Material to process:
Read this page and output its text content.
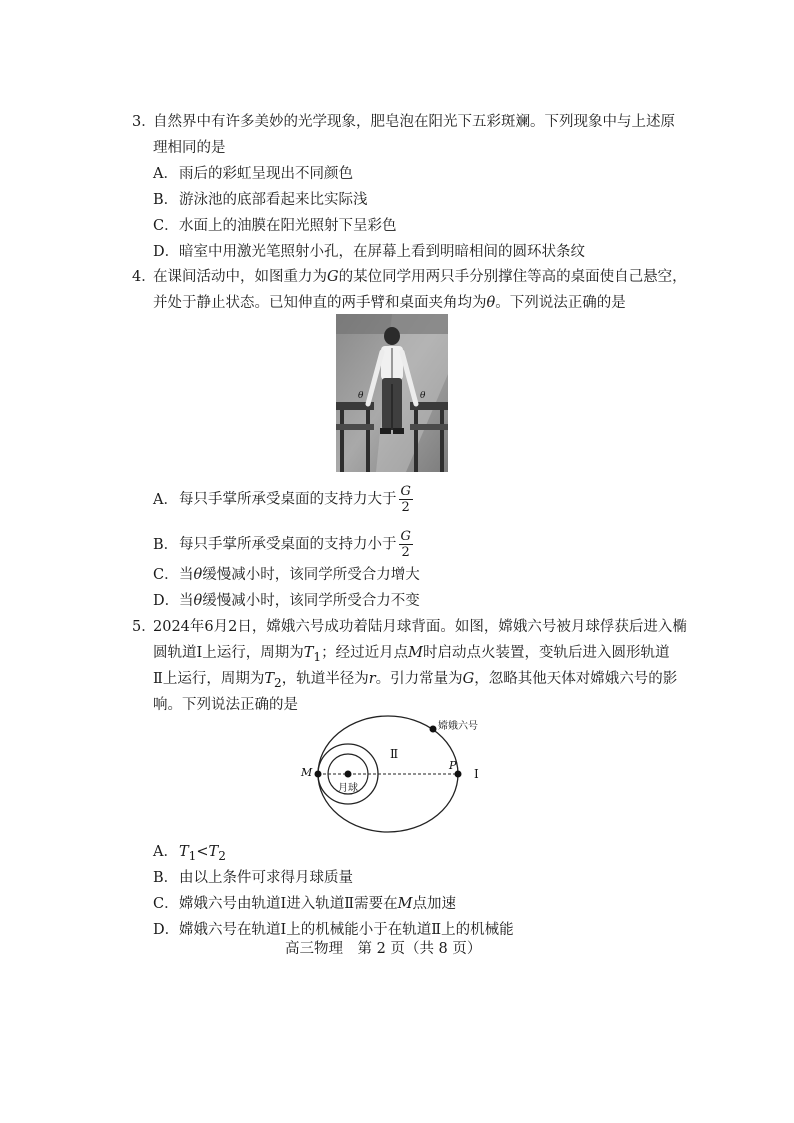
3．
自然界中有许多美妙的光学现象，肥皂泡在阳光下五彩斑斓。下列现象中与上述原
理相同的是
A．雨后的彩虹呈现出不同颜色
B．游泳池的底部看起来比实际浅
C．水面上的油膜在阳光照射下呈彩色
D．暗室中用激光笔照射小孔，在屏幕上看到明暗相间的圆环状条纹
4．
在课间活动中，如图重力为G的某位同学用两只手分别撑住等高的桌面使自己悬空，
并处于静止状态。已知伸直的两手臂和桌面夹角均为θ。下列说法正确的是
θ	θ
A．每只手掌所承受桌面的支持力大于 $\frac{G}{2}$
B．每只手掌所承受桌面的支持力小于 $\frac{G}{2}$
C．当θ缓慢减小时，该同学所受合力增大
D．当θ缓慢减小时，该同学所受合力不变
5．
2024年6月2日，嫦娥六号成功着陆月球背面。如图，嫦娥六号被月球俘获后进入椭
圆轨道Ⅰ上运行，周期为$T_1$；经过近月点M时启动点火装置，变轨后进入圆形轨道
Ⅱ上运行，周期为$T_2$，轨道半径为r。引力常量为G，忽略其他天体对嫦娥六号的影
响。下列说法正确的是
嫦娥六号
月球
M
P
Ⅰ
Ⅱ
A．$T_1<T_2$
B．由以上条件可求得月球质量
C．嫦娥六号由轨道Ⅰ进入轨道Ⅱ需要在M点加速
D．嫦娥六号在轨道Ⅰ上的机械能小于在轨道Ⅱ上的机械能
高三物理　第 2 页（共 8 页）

Goal of the exercise: Do not include the images; transcribe the rest of the listing exactly.

Result:
Read this page and output its text content.
3．
自然界中有许多美妙的光学现象，肥皂泡在阳光下五彩斑斓。下列现象中与上述原
理相同的是
A．雨后的彩虹呈现出不同颜色
B．游泳池的底部看起来比实际浅
C．水面上的油膜在阳光照射下呈彩色
D．暗室中用激光笔照射小孔，在屏幕上看到明暗相间的圆环状条纹
4．
在课间活动中，如图重力为G的某位同学用两只手分别撑住等高的桌面使自己悬空，
并处于静止状态。已知伸直的两手臂和桌面夹角均为θ。下列说法正确的是
θ	θ
A．每只手掌所承受桌面的支持力大于 $\frac{G}{2}$
B．每只手掌所承受桌面的支持力小于 $\frac{G}{2}$
C．当θ缓慢减小时，该同学所受合力增大
D．当θ缓慢减小时，该同学所受合力不变
5．
2024年6月2日，嫦娥六号成功着陆月球背面。如图，嫦娥六号被月球俘获后进入椭
圆轨道Ⅰ上运行，周期为$T_1$；经过近月点M时启动点火装置，变轨后进入圆形轨道
Ⅱ上运行，周期为$T_2$，轨道半径为r。引力常量为G，忽略其他天体对嫦娥六号的影
响。下列说法正确的是
嫦娥六号
月球
M
P
Ⅰ
Ⅱ
A．$T_1<T_2$
B．由以上条件可求得月球质量
C．嫦娥六号由轨道Ⅰ进入轨道Ⅱ需要在M点加速
D．嫦娥六号在轨道Ⅰ上的机械能小于在轨道Ⅱ上的机械能
高三物理　第 2 页（共 8 页）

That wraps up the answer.